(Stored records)
+++

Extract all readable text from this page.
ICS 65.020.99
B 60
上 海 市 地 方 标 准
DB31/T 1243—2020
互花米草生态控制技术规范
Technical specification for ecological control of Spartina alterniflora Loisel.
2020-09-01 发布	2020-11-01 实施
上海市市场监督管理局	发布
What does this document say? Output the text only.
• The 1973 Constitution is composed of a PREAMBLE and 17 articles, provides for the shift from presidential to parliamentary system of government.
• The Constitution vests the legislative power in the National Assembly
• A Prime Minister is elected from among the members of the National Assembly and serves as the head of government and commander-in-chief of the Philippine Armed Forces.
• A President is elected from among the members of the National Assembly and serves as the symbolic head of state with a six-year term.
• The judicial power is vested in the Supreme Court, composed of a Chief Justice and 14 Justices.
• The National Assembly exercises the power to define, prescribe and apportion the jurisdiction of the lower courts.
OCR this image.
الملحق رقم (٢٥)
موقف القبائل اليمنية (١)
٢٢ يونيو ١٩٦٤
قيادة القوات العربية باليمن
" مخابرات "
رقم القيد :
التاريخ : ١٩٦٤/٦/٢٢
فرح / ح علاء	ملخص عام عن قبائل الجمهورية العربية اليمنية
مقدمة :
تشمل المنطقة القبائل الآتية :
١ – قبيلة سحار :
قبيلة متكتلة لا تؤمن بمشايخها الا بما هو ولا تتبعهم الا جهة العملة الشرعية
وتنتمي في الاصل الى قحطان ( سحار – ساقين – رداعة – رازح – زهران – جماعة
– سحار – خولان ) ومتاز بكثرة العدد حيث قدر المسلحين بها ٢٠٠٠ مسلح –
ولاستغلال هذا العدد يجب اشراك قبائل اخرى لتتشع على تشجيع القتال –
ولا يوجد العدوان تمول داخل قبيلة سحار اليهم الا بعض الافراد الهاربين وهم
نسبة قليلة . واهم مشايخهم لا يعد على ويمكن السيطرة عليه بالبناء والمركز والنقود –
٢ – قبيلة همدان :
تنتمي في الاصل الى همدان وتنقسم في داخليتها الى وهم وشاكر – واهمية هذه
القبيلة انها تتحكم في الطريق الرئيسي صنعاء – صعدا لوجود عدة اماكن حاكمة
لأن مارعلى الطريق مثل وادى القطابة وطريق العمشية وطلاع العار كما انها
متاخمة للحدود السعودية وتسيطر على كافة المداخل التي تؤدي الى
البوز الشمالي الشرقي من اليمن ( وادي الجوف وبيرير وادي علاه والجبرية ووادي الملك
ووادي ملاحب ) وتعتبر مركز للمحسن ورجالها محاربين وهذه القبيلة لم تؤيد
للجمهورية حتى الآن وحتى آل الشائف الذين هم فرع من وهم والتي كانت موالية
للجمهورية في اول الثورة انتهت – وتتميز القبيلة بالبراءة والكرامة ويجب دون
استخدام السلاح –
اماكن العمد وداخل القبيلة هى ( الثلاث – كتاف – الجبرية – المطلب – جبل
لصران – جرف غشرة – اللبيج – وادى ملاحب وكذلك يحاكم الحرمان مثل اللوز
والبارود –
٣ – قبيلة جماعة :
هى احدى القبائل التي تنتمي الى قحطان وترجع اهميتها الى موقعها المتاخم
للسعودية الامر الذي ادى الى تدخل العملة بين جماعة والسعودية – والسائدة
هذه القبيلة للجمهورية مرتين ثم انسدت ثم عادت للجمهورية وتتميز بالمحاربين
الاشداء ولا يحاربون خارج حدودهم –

+++

Reproduce the full listing exactly.

Extract all readable text from this page.
ICS 65.020.99
B 60
上 海 市 地 方 标 准
DB31/T 1243—2020
互花米草生态控制技术规范
Technical specification for ecological control of Spartina alterniflora Loisel.
2020-09-01 发布	2020-11-01 实施
上海市市场监督管理局	发布
What does this document say? Output the text only.
• The 1973 Constitution is composed of a PREAMBLE and 17 articles, provides for the shift from presidential to parliamentary system of government.
• The Constitution vests the legislative power in the National Assembly
• A Prime Minister is elected from among the members of the National Assembly and serves as the head of government and commander-in-chief of the Philippine Armed Forces.
• A President is elected from among the members of the National Assembly and serves as the symbolic head of state with a six-year term.
• The judicial power is vested in the Supreme Court, composed of a Chief Justice and 14 Justices.
• The National Assembly exercises the power to define, prescribe and apportion the jurisdiction of the lower courts.
OCR this image.
الملحق رقم (٢٥)
موقف القبائل اليمنية (١)
٢٢ يونيو ١٩٦٤
قيادة القوات العربية باليمن
" مخابرات "
رقم القيد :
التاريخ : ١٩٦٤/٦/٢٢
فرح / ح علاء	ملخص عام عن قبائل الجمهورية العربية اليمنية
مقدمة :
تشمل المنطقة القبائل الآتية :
١ – قبيلة سحار :
قبيلة متكتلة لا تؤمن بمشايخها الا بما هو ولا تتبعهم الا جهة العملة الشرعية
وتنتمي في الاصل الى قحطان ( سحار – ساقين – رداعة – رازح – زهران – جماعة
– سحار – خولان ) ومتاز بكثرة العدد حيث قدر المسلحين بها ٢٠٠٠ مسلح –
ولاستغلال هذا العدد يجب اشراك قبائل اخرى لتتشع على تشجيع القتال –
ولا يوجد العدوان تمول داخل قبيلة سحار اليهم الا بعض الافراد الهاربين وهم
نسبة قليلة . واهم مشايخهم لا يعد على ويمكن السيطرة عليه بالبناء والمركز والنقود –
٢ – قبيلة همدان :
تنتمي في الاصل الى همدان وتنقسم في داخليتها الى وهم وشاكر – واهمية هذه
القبيلة انها تتحكم في الطريق الرئيسي صنعاء – صعدا لوجود عدة اماكن حاكمة
لأن مارعلى الطريق مثل وادى القطابة وطريق العمشية وطلاع العار كما انها
متاخمة للحدود السعودية وتسيطر على كافة المداخل التي تؤدي الى
البوز الشمالي الشرقي من اليمن ( وادي الجوف وبيرير وادي علاه والجبرية ووادي الملك
ووادي ملاحب ) وتعتبر مركز للمحسن ورجالها محاربين وهذه القبيلة لم تؤيد
للجمهورية حتى الآن وحتى آل الشائف الذين هم فرع من وهم والتي كانت موالية
للجمهورية في اول الثورة انتهت – وتتميز القبيلة بالبراءة والكرامة ويجب دون
استخدام السلاح –
اماكن العمد وداخل القبيلة هى ( الثلاث – كتاف – الجبرية – المطلب – جبل
لصران – جرف غشرة – اللبيج – وادى ملاحب وكذلك يحاكم الحرمان مثل اللوز
والبارود –
٣ – قبيلة جماعة :
هى احدى القبائل التي تنتمي الى قحطان وترجع اهميتها الى موقعها المتاخم
للسعودية الامر الذي ادى الى تدخل العملة بين جماعة والسعودية – والسائدة
هذه القبيلة للجمهورية مرتين ثم انسدت ثم عادت للجمهورية وتتميز بالمحاربين
الاشداء ولا يحاربون خارج حدودهم –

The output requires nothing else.